EXERCISE INSTRUCTIONS »
According to the text on nitrogen isotopes in Brassica napus DNA, what likely causes DNA to be depleted in 15N compared to the total N pools of roots and leaves?

N uptake, assimilation and isotopic fractioning control δ 15N dynamics in plant DNA: A heavy labelling experiment on Brassica napus L.

In last decades, a large body of evidence clarified nitrogen isotope composition (δ15N) patterns in plant leaves, roots and metabolites, showing isotopic fractionation along N uptake and assimilation pathways, in relation to N source and use efficiency, also suggesting 15N depletion in plant DNA. Here we present a manipulative experiment on Brassica napus var. oleracea, where we monitored δ 15N of purified, lyophilized DNA and source leaf and root materials, over a 60-days growth period starting at d 60 after germination, in plants initially supplied with a heavy labelled (δ 15NAir-N2 = 2100 mUr) ammonium nitrate solution covering nutrient requirements for the whole observation period (470 mg N per plant) and controlling for the labelled N species (ṄH4, ṄO3 and both). Dynamics of Isotopic Ratio Mass Spectrometry (IRMS) data for the three treatments showed that: (1) leaf and root δ 15N dynamics strictly depend on the labelled chemical species, with ṄH4, ṄO3 and ṄH4ṄO3 plants initially showing higher, lower and intermediate values, respectively, then converging due to the progressive NH4+ depletion from the nutrient solution; (2) in ṄH4ṄO3, where δ15N was not affected by the labelled chemical species, we did not observe isotopic fractionation associated to inorganic N uptake; (3) δ15N values in roots compared to leaves did not fully support patterns predicted by differences in assimilation rates of NH4+ and NO3-; (4) DNA is depleted in 15N compared to the total N pools of roots and leaves, likely due to enzymatic discrimination during purine biosynthesis. In conclusion, while our experimental setup did not allow to assess the fractionation coefficient (ε) associated to DNA bases biosynthesis, this is the first study specifically reporting on dynamics of specific plant molecular pools such as nucleic acids over a long observation period with a heavy labelling technique.

DATA LISTING »

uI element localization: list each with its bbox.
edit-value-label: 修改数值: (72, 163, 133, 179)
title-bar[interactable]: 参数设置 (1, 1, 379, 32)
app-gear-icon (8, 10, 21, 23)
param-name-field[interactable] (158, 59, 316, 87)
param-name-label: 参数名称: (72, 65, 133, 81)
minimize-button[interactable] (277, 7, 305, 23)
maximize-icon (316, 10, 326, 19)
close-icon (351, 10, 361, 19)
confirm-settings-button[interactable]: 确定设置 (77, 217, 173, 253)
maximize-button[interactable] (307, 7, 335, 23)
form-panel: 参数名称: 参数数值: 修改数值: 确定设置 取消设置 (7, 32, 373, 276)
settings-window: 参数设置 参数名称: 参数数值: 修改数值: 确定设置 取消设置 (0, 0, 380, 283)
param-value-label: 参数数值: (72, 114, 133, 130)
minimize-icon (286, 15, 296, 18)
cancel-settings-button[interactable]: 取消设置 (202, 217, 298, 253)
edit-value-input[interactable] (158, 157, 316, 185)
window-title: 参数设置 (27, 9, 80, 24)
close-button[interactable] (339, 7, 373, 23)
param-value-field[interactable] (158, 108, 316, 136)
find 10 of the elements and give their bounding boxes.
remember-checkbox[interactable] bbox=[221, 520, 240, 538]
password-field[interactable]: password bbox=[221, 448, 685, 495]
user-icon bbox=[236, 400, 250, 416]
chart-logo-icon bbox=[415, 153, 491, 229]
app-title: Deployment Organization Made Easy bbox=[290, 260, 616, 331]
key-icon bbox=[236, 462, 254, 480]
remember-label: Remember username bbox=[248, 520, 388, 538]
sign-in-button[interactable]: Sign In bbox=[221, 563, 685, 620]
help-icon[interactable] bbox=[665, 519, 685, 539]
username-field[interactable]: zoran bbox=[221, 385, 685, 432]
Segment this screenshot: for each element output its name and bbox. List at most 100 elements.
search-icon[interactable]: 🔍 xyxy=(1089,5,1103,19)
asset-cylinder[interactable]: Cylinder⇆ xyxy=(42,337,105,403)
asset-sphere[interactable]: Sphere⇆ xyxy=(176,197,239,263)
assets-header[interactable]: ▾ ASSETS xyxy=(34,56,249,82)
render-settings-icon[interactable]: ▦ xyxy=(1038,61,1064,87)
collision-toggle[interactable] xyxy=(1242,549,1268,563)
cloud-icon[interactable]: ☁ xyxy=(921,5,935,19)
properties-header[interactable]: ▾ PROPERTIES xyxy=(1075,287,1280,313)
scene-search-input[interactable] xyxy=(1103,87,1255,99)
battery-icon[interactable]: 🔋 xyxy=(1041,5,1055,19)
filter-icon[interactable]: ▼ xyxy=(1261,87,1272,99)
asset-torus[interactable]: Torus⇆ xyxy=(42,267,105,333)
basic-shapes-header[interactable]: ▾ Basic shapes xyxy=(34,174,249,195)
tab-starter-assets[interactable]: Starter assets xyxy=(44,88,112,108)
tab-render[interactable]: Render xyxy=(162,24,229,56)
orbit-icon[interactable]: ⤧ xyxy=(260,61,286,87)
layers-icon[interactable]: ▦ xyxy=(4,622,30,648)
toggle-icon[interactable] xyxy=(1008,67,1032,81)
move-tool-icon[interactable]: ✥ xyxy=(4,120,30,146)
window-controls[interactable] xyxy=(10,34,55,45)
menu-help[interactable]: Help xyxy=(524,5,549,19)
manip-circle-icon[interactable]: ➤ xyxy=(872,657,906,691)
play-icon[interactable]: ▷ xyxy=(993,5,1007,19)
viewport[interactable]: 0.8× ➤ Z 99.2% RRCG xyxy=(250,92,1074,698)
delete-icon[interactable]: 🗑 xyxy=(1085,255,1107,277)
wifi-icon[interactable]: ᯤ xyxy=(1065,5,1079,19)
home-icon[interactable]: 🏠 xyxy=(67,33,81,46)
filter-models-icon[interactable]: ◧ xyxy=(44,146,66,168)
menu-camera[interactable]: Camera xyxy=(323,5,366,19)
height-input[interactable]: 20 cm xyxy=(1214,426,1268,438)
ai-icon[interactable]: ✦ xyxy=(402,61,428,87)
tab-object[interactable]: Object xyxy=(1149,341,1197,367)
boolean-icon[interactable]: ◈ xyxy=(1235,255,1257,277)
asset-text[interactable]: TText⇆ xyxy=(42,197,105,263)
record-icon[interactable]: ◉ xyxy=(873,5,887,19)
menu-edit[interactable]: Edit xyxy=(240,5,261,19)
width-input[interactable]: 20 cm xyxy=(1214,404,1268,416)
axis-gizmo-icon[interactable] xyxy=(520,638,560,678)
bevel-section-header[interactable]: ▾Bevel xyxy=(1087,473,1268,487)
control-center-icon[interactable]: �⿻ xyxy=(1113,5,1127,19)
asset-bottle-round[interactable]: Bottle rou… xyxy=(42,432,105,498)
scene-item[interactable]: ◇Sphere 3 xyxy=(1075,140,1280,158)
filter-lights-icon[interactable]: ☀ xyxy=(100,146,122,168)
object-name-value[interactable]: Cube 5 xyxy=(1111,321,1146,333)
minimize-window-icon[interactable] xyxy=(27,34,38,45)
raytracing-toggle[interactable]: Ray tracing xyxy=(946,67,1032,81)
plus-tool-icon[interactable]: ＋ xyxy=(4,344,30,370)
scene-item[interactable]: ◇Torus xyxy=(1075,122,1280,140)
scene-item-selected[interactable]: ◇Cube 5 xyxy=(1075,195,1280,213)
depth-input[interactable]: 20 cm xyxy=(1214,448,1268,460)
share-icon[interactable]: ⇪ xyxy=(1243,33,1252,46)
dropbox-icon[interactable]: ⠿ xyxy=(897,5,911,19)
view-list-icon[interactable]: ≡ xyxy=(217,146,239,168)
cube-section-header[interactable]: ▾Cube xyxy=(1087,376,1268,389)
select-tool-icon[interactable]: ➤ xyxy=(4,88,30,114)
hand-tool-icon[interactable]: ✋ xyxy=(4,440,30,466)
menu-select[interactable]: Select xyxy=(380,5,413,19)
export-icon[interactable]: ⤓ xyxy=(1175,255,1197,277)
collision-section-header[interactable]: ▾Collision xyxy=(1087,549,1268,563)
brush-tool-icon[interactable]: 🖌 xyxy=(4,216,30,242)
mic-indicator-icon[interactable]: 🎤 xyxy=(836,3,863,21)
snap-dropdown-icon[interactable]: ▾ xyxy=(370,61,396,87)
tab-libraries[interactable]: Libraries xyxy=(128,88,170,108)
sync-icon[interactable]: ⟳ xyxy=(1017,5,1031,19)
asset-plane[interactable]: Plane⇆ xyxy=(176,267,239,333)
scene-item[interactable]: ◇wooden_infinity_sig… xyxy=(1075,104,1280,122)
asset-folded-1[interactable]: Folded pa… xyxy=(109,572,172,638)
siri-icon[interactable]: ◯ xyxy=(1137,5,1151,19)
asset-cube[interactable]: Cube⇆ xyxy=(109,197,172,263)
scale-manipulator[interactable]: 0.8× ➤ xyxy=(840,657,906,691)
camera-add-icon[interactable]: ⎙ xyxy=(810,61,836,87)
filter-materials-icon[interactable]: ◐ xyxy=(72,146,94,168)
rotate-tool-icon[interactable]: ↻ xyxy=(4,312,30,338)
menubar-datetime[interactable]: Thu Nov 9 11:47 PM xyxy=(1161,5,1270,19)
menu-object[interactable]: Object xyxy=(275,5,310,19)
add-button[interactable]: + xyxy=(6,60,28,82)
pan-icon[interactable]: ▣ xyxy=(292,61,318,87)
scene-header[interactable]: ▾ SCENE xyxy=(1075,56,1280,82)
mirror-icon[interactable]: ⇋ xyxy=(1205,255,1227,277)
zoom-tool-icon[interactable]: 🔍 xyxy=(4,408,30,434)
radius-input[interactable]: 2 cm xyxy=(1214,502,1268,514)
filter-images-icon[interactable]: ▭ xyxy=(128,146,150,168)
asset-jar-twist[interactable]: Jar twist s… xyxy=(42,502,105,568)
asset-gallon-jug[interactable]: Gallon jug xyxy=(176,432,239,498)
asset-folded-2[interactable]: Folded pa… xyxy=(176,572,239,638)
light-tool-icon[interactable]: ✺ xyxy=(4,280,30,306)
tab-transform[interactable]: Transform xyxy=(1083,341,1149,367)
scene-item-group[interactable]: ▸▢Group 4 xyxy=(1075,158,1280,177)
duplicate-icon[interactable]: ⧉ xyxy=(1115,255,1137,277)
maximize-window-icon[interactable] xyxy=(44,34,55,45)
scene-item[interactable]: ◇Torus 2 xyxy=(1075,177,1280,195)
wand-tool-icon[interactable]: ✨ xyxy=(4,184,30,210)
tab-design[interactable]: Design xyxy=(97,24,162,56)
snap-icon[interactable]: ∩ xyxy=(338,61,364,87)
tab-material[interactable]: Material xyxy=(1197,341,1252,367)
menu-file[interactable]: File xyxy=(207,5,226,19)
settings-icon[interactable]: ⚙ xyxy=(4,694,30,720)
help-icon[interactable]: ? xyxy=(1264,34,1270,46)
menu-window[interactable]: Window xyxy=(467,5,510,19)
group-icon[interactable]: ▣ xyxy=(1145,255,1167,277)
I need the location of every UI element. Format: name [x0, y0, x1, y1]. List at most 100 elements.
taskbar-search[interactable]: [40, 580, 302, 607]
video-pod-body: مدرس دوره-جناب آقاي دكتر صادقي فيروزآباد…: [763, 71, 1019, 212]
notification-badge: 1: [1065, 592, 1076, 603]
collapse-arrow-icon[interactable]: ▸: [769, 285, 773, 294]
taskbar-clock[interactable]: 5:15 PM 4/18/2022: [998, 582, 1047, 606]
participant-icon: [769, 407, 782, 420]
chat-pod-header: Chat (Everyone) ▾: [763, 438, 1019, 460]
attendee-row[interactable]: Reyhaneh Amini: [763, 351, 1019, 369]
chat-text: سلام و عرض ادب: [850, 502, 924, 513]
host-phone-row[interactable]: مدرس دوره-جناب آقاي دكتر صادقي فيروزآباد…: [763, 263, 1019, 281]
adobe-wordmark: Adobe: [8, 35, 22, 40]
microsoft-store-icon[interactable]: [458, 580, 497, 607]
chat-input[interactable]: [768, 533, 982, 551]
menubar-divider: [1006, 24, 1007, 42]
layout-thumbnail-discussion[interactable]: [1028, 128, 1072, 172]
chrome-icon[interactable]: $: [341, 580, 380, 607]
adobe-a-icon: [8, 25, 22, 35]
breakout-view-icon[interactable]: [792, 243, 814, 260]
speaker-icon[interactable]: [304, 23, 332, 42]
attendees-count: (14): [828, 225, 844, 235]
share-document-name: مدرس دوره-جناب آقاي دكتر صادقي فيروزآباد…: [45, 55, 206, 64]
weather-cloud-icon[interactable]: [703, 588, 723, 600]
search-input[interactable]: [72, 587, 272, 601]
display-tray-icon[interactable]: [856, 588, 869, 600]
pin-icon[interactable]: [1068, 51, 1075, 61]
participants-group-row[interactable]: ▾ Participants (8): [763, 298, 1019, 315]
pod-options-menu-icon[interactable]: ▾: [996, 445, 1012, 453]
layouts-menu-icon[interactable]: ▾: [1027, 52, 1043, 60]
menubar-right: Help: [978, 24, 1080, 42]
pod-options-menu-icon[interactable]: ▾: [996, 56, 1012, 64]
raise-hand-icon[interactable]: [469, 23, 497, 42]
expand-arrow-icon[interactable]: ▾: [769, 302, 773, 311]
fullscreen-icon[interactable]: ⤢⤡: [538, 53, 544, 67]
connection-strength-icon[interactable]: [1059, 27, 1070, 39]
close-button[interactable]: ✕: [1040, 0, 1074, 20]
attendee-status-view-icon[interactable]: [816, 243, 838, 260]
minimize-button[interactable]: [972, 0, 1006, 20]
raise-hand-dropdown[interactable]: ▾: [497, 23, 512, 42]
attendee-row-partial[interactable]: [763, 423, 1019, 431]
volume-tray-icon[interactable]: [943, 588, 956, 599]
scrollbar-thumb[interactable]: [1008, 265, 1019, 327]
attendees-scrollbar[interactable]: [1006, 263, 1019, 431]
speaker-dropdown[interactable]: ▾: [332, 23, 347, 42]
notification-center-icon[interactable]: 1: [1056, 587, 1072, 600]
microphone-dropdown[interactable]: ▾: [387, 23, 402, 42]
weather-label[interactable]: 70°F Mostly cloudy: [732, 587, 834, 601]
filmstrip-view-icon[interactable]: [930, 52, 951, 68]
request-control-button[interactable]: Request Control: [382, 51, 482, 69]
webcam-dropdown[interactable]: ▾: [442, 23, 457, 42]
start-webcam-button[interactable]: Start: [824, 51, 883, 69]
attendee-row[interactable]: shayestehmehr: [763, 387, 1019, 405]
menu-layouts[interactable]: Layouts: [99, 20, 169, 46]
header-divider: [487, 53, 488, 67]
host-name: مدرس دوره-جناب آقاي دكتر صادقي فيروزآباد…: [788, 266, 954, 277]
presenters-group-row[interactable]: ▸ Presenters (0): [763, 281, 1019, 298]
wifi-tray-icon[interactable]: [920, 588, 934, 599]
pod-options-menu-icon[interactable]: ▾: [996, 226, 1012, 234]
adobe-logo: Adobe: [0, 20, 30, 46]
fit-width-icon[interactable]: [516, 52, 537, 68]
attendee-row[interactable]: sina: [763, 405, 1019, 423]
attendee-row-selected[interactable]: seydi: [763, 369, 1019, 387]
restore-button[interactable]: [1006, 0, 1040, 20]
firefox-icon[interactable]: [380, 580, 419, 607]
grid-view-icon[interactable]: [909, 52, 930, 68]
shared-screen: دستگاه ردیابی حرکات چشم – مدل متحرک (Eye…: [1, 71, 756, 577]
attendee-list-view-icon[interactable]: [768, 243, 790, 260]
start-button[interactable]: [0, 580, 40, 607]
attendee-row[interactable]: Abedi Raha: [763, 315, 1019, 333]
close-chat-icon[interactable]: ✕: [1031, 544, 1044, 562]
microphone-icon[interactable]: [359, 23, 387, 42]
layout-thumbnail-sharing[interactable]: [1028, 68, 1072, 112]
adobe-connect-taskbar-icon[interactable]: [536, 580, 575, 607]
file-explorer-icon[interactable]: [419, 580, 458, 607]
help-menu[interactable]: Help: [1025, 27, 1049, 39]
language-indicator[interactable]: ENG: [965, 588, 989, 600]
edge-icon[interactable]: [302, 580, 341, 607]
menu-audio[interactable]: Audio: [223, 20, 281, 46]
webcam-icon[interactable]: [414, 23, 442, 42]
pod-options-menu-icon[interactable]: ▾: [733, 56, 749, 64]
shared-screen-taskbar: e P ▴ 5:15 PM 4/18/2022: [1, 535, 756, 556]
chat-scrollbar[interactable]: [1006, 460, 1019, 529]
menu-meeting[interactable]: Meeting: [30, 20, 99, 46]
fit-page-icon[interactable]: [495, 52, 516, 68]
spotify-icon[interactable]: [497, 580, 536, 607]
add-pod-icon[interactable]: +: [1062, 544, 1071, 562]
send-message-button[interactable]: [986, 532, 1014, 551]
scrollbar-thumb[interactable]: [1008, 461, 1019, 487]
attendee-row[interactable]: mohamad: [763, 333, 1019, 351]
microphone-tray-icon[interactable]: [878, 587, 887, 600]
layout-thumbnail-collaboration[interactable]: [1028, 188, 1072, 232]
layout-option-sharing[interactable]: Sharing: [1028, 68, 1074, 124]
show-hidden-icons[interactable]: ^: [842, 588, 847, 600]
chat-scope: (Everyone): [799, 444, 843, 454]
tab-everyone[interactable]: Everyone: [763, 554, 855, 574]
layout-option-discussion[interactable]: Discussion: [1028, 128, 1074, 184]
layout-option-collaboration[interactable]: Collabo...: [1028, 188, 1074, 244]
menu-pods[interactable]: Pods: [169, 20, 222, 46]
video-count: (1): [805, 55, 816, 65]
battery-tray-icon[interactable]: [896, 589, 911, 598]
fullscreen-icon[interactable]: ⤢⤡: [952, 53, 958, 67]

SOLUTION TO THE EXERCISE »
Enzymatic discrimination during purine biosynthesis likely causes it.